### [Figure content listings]
———
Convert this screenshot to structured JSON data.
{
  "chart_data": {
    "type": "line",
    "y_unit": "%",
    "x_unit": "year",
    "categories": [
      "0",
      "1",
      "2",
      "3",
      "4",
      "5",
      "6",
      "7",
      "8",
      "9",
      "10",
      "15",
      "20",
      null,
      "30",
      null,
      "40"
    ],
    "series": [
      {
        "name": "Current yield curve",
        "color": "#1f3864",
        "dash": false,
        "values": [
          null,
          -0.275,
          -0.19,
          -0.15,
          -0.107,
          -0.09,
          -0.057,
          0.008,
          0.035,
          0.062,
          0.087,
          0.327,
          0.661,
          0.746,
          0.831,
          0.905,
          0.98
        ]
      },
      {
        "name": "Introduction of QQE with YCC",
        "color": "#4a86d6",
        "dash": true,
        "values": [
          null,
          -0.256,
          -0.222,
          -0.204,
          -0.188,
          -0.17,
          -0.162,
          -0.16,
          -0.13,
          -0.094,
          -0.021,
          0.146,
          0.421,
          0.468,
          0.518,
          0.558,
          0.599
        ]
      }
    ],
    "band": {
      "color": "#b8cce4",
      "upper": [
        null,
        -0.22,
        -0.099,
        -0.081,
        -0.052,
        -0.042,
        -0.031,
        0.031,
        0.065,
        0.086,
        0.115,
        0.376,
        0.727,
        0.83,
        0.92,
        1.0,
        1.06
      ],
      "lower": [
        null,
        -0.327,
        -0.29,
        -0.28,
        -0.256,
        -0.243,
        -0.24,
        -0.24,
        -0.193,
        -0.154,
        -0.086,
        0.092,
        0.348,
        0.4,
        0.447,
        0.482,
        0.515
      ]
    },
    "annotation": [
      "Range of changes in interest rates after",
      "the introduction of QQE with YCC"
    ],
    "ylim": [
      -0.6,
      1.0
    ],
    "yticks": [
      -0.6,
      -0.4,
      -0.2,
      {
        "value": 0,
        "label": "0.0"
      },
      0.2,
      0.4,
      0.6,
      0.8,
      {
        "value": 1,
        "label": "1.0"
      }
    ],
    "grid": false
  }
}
———
### [EXERCISE OBJECTIVE]
Return only the number of lines in the data that contain "color".

### [THE RESPONSE]
3